*Task*.
Reproduce the following material exactly, including every line.

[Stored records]
###
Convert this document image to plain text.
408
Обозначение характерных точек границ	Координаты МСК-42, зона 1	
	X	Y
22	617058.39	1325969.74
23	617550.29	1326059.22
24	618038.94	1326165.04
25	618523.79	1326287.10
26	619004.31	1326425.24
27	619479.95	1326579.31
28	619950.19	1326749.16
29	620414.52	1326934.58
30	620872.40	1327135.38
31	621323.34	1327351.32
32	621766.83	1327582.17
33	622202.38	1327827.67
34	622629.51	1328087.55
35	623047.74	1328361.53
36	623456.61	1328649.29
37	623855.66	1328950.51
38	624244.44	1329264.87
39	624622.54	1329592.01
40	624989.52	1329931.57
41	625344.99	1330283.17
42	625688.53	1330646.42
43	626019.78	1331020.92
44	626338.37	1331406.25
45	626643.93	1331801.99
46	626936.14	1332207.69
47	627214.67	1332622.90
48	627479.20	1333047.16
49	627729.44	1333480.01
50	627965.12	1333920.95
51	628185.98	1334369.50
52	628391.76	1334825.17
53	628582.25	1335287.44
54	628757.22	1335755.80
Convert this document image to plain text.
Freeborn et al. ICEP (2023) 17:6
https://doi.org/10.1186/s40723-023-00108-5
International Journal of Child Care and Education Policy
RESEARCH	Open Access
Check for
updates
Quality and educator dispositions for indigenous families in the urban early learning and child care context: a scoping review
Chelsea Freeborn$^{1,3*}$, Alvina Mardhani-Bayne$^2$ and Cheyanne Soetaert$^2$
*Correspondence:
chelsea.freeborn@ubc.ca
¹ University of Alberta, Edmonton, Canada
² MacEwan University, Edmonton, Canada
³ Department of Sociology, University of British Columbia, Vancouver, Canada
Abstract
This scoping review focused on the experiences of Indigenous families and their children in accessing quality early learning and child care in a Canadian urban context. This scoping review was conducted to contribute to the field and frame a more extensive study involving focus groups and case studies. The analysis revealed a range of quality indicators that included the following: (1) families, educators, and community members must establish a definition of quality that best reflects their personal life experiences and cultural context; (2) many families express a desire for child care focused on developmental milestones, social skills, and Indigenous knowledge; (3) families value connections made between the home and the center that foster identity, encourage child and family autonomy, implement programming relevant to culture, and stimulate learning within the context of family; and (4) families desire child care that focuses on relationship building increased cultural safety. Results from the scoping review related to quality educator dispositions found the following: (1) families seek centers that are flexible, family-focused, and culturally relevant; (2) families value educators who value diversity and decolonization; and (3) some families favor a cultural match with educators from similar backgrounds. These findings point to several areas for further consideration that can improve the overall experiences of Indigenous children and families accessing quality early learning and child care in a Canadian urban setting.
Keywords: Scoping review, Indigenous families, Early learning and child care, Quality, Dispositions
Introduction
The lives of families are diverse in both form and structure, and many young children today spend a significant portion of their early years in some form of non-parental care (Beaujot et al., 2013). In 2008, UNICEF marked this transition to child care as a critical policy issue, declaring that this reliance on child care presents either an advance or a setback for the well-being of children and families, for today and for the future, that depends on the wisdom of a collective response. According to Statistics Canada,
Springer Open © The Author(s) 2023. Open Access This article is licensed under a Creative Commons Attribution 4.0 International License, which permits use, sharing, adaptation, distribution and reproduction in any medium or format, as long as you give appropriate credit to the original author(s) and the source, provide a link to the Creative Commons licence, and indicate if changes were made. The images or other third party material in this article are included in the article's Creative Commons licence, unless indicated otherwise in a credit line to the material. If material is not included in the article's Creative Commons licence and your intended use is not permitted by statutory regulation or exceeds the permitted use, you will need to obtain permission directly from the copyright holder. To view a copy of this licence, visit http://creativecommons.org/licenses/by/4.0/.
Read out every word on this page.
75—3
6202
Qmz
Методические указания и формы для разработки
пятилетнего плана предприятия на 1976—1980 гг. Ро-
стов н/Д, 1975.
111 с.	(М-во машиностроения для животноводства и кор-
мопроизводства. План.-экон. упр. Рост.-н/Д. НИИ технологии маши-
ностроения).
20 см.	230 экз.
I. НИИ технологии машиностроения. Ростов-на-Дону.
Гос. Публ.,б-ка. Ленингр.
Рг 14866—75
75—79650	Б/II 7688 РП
###
*Response to this task*.
Convert this document image to plain text.
408
Обозначение характерных точек границ	Координаты МСК-42, зона 1	
	X	Y
22	617058.39	1325969.74
23	617550.29	1326059.22
24	618038.94	1326165.04
25	618523.79	1326287.10
26	619004.31	1326425.24
27	619479.95	1326579.31
28	619950.19	1326749.16
29	620414.52	1326934.58
30	620872.40	1327135.38
31	621323.34	1327351.32
32	621766.83	1327582.17
33	622202.38	1327827.67
34	622629.51	1328087.55
35	623047.74	1328361.53
36	623456.61	1328649.29
37	623855.66	1328950.51
38	624244.44	1329264.87
39	624622.54	1329592.01
40	624989.52	1329931.57
41	625344.99	1330283.17
42	625688.53	1330646.42
43	626019.78	1331020.92
44	626338.37	1331406.25
45	626643.93	1331801.99
46	626936.14	1332207.69
47	627214.67	1332622.90
48	627479.20	1333047.16
49	627729.44	1333480.01
50	627965.12	1333920.95
51	628185.98	1334369.50
52	628391.76	1334825.17
53	628582.25	1335287.44
54	628757.22	1335755.80
Convert this document image to plain text.
Freeborn et al. ICEP (2023) 17:6
https://doi.org/10.1186/s40723-023-00108-5
International Journal of Child Care and Education Policy
RESEARCH	Open Access
Check for
updates
Quality and educator dispositions for indigenous families in the urban early learning and child care context: a scoping review
Chelsea Freeborn$^{1,3*}$, Alvina Mardhani-Bayne$^2$ and Cheyanne Soetaert$^2$
*Correspondence:
chelsea.freeborn@ubc.ca
¹ University of Alberta, Edmonton, Canada
² MacEwan University, Edmonton, Canada
³ Department of Sociology, University of British Columbia, Vancouver, Canada
Abstract
This scoping review focused on the experiences of Indigenous families and their children in accessing quality early learning and child care in a Canadian urban context. This scoping review was conducted to contribute to the field and frame a more extensive study involving focus groups and case studies. The analysis revealed a range of quality indicators that included the following: (1) families, educators, and community members must establish a definition of quality that best reflects their personal life experiences and cultural context; (2) many families express a desire for child care focused on developmental milestones, social skills, and Indigenous knowledge; (3) families value connections made between the home and the center that foster identity, encourage child and family autonomy, implement programming relevant to culture, and stimulate learning within the context of family; and (4) families desire child care that focuses on relationship building increased cultural safety. Results from the scoping review related to quality educator dispositions found the following: (1) families seek centers that are flexible, family-focused, and culturally relevant; (2) families value educators who value diversity and decolonization; and (3) some families favor a cultural match with educators from similar backgrounds. These findings point to several areas for further consideration that can improve the overall experiences of Indigenous children and families accessing quality early learning and child care in a Canadian urban setting.
Keywords: Scoping review, Indigenous families, Early learning and child care, Quality, Dispositions
Introduction
The lives of families are diverse in both form and structure, and many young children today spend a significant portion of their early years in some form of non-parental care (Beaujot et al., 2013). In 2008, UNICEF marked this transition to child care as a critical policy issue, declaring that this reliance on child care presents either an advance or a setback for the well-being of children and families, for today and for the future, that depends on the wisdom of a collective response. According to Statistics Canada,
Springer Open © The Author(s) 2023. Open Access This article is licensed under a Creative Commons Attribution 4.0 International License, which permits use, sharing, adaptation, distribution and reproduction in any medium or format, as long as you give appropriate credit to the original author(s) and the source, provide a link to the Creative Commons licence, and indicate if changes were made. The images or other third party material in this article are included in the article's Creative Commons licence, unless indicated otherwise in a credit line to the material. If material is not included in the article's Creative Commons licence and your intended use is not permitted by statutory regulation or exceeds the permitted use, you will need to obtain permission directly from the copyright holder. To view a copy of this licence, visit http://creativecommons.org/licenses/by/4.0/.
Read out every word on this page.
75—3
6202
Qmz
Методические указания и формы для разработки
пятилетнего плана предприятия на 1976—1980 гг. Ро-
стов н/Д, 1975.
111 с.	(М-во машиностроения для животноводства и кор-
мопроизводства. План.-экон. упр. Рост.-н/Д. НИИ технологии маши-
ностроения).
20 см.	230 экз.
I. НИИ технологии машиностроения. Ростов-на-Дону.
Гос. Публ.,б-ка. Ленингр.
Рг 14866—75
75—79650	Б/II 7688 РП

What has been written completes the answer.